## Task statement
Return the listing below verbatim, reproducing every line without any changes.

## Data to process
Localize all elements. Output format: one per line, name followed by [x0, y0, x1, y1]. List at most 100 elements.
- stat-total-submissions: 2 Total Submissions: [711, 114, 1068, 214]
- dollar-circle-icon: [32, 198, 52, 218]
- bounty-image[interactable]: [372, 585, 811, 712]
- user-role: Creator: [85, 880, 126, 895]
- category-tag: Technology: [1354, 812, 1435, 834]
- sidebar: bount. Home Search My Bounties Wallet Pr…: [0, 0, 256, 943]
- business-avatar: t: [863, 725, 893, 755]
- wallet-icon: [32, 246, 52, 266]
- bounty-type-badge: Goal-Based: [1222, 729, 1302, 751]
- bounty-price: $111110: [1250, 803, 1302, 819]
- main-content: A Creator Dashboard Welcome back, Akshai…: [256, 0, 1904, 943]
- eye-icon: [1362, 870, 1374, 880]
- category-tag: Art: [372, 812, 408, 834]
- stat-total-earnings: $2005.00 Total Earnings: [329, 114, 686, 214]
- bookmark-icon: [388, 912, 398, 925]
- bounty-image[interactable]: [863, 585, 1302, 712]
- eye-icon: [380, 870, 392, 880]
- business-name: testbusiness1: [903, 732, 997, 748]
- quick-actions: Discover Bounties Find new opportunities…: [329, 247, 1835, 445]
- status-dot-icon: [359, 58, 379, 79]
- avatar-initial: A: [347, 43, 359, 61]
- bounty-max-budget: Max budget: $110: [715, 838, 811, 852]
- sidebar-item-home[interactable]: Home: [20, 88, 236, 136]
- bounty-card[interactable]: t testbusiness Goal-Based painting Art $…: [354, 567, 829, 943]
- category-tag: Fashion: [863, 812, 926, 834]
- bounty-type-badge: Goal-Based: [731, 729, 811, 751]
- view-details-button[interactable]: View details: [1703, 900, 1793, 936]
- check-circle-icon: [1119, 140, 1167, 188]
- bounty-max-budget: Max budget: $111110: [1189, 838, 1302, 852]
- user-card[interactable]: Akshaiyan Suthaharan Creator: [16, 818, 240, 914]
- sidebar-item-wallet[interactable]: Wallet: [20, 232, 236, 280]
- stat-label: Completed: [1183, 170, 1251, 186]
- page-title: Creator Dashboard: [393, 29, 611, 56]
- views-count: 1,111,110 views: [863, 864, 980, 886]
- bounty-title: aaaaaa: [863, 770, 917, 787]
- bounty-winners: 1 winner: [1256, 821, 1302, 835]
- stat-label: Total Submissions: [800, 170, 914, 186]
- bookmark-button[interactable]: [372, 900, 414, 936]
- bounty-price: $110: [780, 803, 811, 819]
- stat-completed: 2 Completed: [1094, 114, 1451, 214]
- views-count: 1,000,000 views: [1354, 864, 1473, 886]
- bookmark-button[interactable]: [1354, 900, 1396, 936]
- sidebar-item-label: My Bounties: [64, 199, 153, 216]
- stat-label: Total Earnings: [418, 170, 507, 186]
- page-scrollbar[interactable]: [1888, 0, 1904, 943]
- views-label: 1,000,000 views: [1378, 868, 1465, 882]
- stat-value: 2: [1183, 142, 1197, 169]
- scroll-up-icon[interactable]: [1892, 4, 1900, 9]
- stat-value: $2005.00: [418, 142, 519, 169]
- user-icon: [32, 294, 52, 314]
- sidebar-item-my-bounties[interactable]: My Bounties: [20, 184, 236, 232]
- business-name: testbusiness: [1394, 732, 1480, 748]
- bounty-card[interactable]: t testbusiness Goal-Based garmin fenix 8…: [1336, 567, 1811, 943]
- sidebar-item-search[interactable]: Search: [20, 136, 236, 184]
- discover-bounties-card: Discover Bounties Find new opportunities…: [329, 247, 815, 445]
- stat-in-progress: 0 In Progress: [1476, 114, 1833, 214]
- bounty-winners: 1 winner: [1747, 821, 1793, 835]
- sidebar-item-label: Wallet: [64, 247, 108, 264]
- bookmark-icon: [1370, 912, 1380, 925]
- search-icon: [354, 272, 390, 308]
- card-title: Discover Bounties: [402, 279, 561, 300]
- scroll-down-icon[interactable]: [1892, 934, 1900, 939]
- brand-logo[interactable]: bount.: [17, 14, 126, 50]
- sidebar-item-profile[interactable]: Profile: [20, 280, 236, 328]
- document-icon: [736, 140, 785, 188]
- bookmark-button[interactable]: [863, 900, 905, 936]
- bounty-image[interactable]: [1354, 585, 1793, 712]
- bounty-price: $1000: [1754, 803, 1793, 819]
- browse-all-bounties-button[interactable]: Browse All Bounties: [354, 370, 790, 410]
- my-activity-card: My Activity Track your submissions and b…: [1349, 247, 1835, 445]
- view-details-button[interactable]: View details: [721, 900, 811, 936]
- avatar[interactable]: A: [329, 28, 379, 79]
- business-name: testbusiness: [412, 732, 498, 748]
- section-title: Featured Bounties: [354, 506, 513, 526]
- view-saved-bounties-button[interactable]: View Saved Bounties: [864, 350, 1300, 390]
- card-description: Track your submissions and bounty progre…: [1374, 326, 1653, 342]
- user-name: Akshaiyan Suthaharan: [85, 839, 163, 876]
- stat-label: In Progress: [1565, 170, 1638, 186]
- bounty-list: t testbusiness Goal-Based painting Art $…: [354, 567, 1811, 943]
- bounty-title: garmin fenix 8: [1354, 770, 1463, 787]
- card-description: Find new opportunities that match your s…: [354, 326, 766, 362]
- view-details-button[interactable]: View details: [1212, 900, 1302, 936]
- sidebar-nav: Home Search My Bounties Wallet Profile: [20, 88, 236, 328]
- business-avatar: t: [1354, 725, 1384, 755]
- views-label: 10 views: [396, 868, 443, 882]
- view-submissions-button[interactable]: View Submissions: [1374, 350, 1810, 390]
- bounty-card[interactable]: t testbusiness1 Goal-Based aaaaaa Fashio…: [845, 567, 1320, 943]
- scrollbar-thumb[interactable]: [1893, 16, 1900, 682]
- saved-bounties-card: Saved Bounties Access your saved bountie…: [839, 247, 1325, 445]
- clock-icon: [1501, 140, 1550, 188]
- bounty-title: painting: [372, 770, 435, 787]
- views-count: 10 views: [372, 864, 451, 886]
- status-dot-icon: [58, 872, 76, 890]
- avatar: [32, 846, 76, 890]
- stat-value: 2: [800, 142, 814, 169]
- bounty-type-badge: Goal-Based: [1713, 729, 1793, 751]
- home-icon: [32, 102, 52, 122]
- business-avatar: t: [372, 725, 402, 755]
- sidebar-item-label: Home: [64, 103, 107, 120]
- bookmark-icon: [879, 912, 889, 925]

## Expected answer
Localize all elements. Output format: one per line, name followed by [x0, y0, x1, y1]. List at most 100 elements.
- stat-total-submissions: 2 Total Submissions: [711, 114, 1068, 214]
- dollar-circle-icon: [32, 198, 52, 218]
- bounty-image[interactable]: [372, 585, 811, 712]
- user-role: Creator: [85, 880, 126, 895]
- category-tag: Technology: [1354, 812, 1435, 834]
- sidebar: bount. Home Search My Bounties Wallet Pr…: [0, 0, 256, 943]
- business-avatar: t: [863, 725, 893, 755]
- wallet-icon: [32, 246, 52, 266]
- bounty-type-badge: Goal-Based: [1222, 729, 1302, 751]
- bounty-price: $111110: [1250, 803, 1302, 819]
- main-content: A Creator Dashboard Welcome back, Akshai…: [256, 0, 1904, 943]
- eye-icon: [1362, 870, 1374, 880]
- category-tag: Art: [372, 812, 408, 834]
- stat-total-earnings: $2005.00 Total Earnings: [329, 114, 686, 214]
- bookmark-icon: [388, 912, 398, 925]
- bounty-image[interactable]: [863, 585, 1302, 712]
- eye-icon: [380, 870, 392, 880]
- business-name: testbusiness1: [903, 732, 997, 748]
- quick-actions: Discover Bounties Find new opportunities…: [329, 247, 1835, 445]
- status-dot-icon: [359, 58, 379, 79]
- avatar-initial: A: [347, 43, 359, 61]
- bounty-max-budget: Max budget: $110: [715, 838, 811, 852]
- sidebar-item-home[interactable]: Home: [20, 88, 236, 136]
- bounty-card[interactable]: t testbusiness Goal-Based painting Art $…: [354, 567, 829, 943]
- category-tag: Fashion: [863, 812, 926, 834]
- bounty-type-badge: Goal-Based: [731, 729, 811, 751]
- view-details-button[interactable]: View details: [1703, 900, 1793, 936]
- check-circle-icon: [1119, 140, 1167, 188]
- bounty-max-budget: Max budget: $111110: [1189, 838, 1302, 852]
- user-card[interactable]: Akshaiyan Suthaharan Creator: [16, 818, 240, 914]
- sidebar-item-wallet[interactable]: Wallet: [20, 232, 236, 280]
- stat-label: Completed: [1183, 170, 1251, 186]
- page-title: Creator Dashboard: [393, 29, 611, 56]
- views-count: 1,111,110 views: [863, 864, 980, 886]
- bounty-title: aaaaaa: [863, 770, 917, 787]
- bounty-winners: 1 winner: [1256, 821, 1302, 835]
- stat-label: Total Submissions: [800, 170, 914, 186]
- bookmark-button[interactable]: [372, 900, 414, 936]
- bounty-price: $110: [780, 803, 811, 819]
- stat-completed: 2 Completed: [1094, 114, 1451, 214]
- views-count: 1,000,000 views: [1354, 864, 1473, 886]
- bookmark-button[interactable]: [1354, 900, 1396, 936]
- sidebar-item-label: My Bounties: [64, 199, 153, 216]
- stat-label: Total Earnings: [418, 170, 507, 186]
- page-scrollbar[interactable]: [1888, 0, 1904, 943]
- views-label: 1,000,000 views: [1378, 868, 1465, 882]
- stat-value: 2: [1183, 142, 1197, 169]
- scroll-up-icon[interactable]: [1892, 4, 1900, 9]
- stat-value: $2005.00: [418, 142, 519, 169]
- user-icon: [32, 294, 52, 314]
- sidebar-item-my-bounties[interactable]: My Bounties: [20, 184, 236, 232]
- business-name: testbusiness: [1394, 732, 1480, 748]
- bounty-card[interactable]: t testbusiness Goal-Based garmin fenix 8…: [1336, 567, 1811, 943]
- sidebar-item-search[interactable]: Search: [20, 136, 236, 184]
- discover-bounties-card: Discover Bounties Find new opportunities…: [329, 247, 815, 445]
- stat-in-progress: 0 In Progress: [1476, 114, 1833, 214]
- bounty-winners: 1 winner: [1747, 821, 1793, 835]
- sidebar-item-label: Wallet: [64, 247, 108, 264]
- bookmark-icon: [1370, 912, 1380, 925]
- search-icon: [354, 272, 390, 308]
- card-title: Discover Bounties: [402, 279, 561, 300]
- scroll-down-icon[interactable]: [1892, 934, 1900, 939]
- brand-logo[interactable]: bount.: [17, 14, 126, 50]
- sidebar-item-profile[interactable]: Profile: [20, 280, 236, 328]
- document-icon: [736, 140, 785, 188]
- bookmark-button[interactable]: [863, 900, 905, 936]
- bounty-image[interactable]: [1354, 585, 1793, 712]
- bounty-price: $1000: [1754, 803, 1793, 819]
- browse-all-bounties-button[interactable]: Browse All Bounties: [354, 370, 790, 410]
- my-activity-card: My Activity Track your submissions and b…: [1349, 247, 1835, 445]
- view-details-button[interactable]: View details: [721, 900, 811, 936]
- avatar[interactable]: A: [329, 28, 379, 79]
- business-name: testbusiness: [412, 732, 498, 748]
- section-title: Featured Bounties: [354, 506, 513, 526]
- view-saved-bounties-button[interactable]: View Saved Bounties: [864, 350, 1300, 390]
- card-description: Track your submissions and bounty progre…: [1374, 326, 1653, 342]
- user-name: Akshaiyan Suthaharan: [85, 839, 163, 876]
- stat-label: In Progress: [1565, 170, 1638, 186]
- bounty-list: t testbusiness Goal-Based painting Art $…: [354, 567, 1811, 943]
- bounty-title: garmin fenix 8: [1354, 770, 1463, 787]
- card-description: Find new opportunities that match your s…: [354, 326, 766, 362]
- view-details-button[interactable]: View details: [1212, 900, 1302, 936]
- sidebar-nav: Home Search My Bounties Wallet Profile: [20, 88, 236, 328]
- business-avatar: t: [1354, 725, 1384, 755]
- views-label: 10 views: [396, 868, 443, 882]
- view-submissions-button[interactable]: View Submissions: [1374, 350, 1810, 390]
- bounty-card[interactable]: t testbusiness1 Goal-Based aaaaaa Fashio…: [845, 567, 1320, 943]
- scrollbar-thumb[interactable]: [1893, 16, 1900, 682]
- saved-bounties-card: Saved Bounties Access your saved bountie…: [839, 247, 1325, 445]
- clock-icon: [1501, 140, 1550, 188]
- bounty-title: painting: [372, 770, 435, 787]
- views-count: 10 views: [372, 864, 451, 886]
- status-dot-icon: [58, 872, 76, 890]
- avatar: [32, 846, 76, 890]
- stat-value: 2: [800, 142, 814, 169]
- bounty-type-badge: Goal-Based: [1713, 729, 1793, 751]
- home-icon: [32, 102, 52, 122]
- business-avatar: t: [372, 725, 402, 755]
- sidebar-item-label: Home: [64, 103, 107, 120]
- bookmark-icon: [879, 912, 889, 925]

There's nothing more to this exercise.